Task brief » Return all lines that include the string "this".

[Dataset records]
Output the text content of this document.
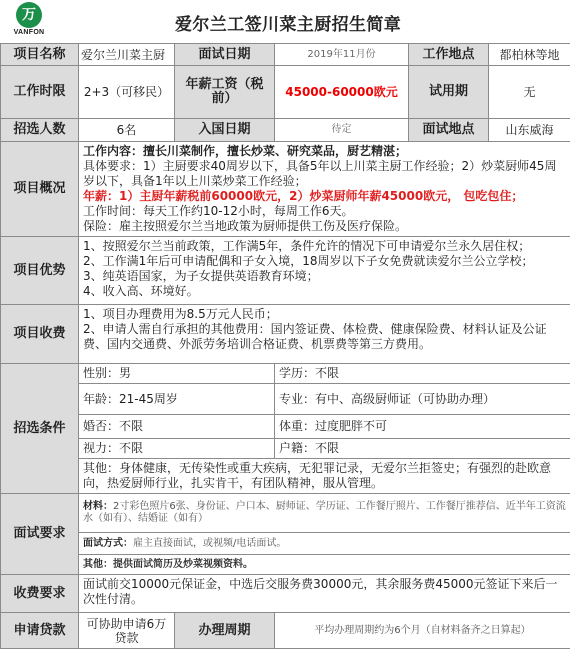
万
VANFON	爱尔兰工签川菜主厨招生简章
项目名称	爱尔兰川菜主厨	面试日期	2019年11月份	工作地点	都柏林等地
工作时限	2+3（可移民）	年薪工资（税前）	45000-60000欧元	试用期	无
招选人数	6名	入国日期	待定	面试地点	山东威海
项目概况	工作内容：擅长川菜制作，擅长炒菜、研究菜品，厨艺精湛；
具体要求：1）主厨要求40周岁以下，具备5年以上川菜主厨工作经验；2）炒菜厨师45周岁以下，具备1年以上川菜炒菜工作经验；
年薪：1）主厨年薪税前60000欧元，2）炒菜厨师年薪45000欧元， 包吃包住；
工作时间：每天工作约10-12小时，每周工作6天。
保险：雇主按照爱尔兰当地政策为厨师提供工伤及医疗保险。				

项目优势	1、按照爱尔兰当前政策，工作满5年，条件允许的情况下可申请爱尔兰永久居住权；
2、工作满1年后可申请配偶和子女入境，18周岁以下子女免费就读爱尔兰公立学校；
3、纯英语国家，为子女提供英语教育环境；
4、收入高、环境好。				

项目收费	1、项目办理费用为8.5万元人民币；
2、申请人需自行承担的其他费用：国内签证费、体检费、健康保险费、材料认证及公证费、国内交通费、外派劳务培训合格证费、机票费等第三方费用。				

招选条件	性别：男		学历：不限		
	年龄：21-45周岁		专业：有中、高级厨师证（可协助办理）		
	婚否：不限		体重：过度肥胖不可		
	视力：不限		户籍：不限		
	其他：身体健康，无传染性或重大疾病，无犯罪记录，无爱尔兰拒签史；有强烈的赴欧意向，热爱厨师行业，扎实肯干，有团队精神，服从管理。				
面试要求	材料：2寸彩色照片6张、身份证、户口本、厨师证、学历证、工作餐厅照片、工作餐厅推荐信、近半年工资流水（如有）、结婚证（如有）				
	面试方式：雇主直接面试，或视频/电话面试。				
	其他：提供面试简历及炒菜视频资料。				
收费要求	面试前交10000元保证金，中选后交服务费30000元，其余服务费45000元签证下来后一次性付清。				
申请贷款	可协助申请6万贷款	办理周期	平均办理周期约为6个月（自材料备齐之日算起）		
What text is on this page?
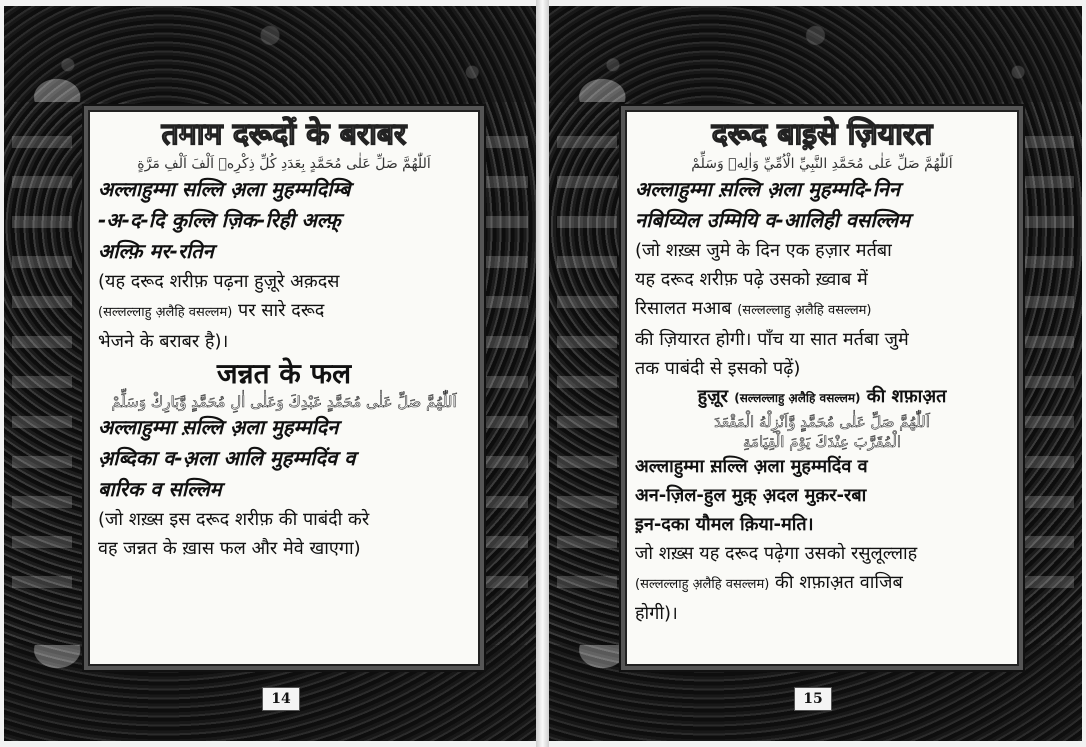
तमाम दरूदों के बराबर
اَللّٰهُمَّ صَلِّ عَلٰى مُحَمَّدٍ بِعَدَدِ كُلِّ ذِكْرِهٖ اَلْفَ اَلْفِ مَرَّةٍ
अल्लाहुम्मा सल्लि अ़ला मुहम्मदिम्बि
-अ-द-दि कुल्लि ज़िक-रिही अल्फ़्
अल्फ़ि मर-रतिन
(यह दरूद शरीफ़ पढ़ना हुज़ूरे अक़दस
(सल्लल्लाहु अ़लैहि वसल्लम) पर सारे दरूद
भेजने के बराबर है)।
जन्नत के फल
اَللّٰهُمَّ صَلِّ عَلٰى مُحَمَّدٍ عَبْدِكَ وَعَلٰى اٰلِ مُحَمَّدٍ وَّبَارِكْ وَسَلِّمْ
अल्लाहुम्मा स़ल्लि अ़ला मुहम्मदिन
अ़ब्दिका व-अ़ला आलि मुहम्मदिंव व
बारिक व सल्लिम
(जो शख़्स इस दरूद शरीफ़ की पाबंदी करे
वह जन्नत के ख़ास फल और मेवे खाएगा)
14
दरूद बाइ़से ज़ियारत
اَللّٰهُمَّ صَلِّ عَلٰى مُحَمَّدِ النَّبِيِّ الْاُمِّيِّ وَاٰلِهٖ وَسَلِّمْ
अल्लाहुम्मा स़ल्लि अ़ला मुहम्मदि-निन
नबिय्यिल उम्मियि व-आलिही वसल्लिम
(जो शख़्स जुमे के दिन एक हज़ार मर्तबा
यह दरूद शरीफ़ पढ़े उसको ख़्वाब में
रिसालत मआब (सल्लल्लाहु अ़लैहि वसल्लम)
की ज़ियारत होगी। पाँच या सात मर्तबा जुमे
तक पाबंदी से इसको पढ़ें)
हुज़ूर (सल्लल्लाहु अ़लैहि वसल्लम) की शफ़ाअ़त
اَللّٰهُمَّ صَلِّ عَلٰى مُحَمَّدٍ وَّاَنْزِلْهُ الْمَقْعَدَ
الْمُقَرَّبَ عِنْدَكَ يَوْمَ الْقِيَامَةِ
अल्लाहुम्मा स़ल्लि अ़ला मुहम्मदिंव व
अन-ज़िल-हुल मुक़् अ़दल मुक़र-रबा
इ़न-दका यौमल क़िया-मति।
जो शख़्स यह दरूद पढ़ेगा उसको रसुलूल्लाह
(सल्लल्लाहु अ़लैहि वसल्लम) की शफ़ाअ़त वाजिब
होगी)।
15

Right answer »
Output the text content of this document.
What text is on this page?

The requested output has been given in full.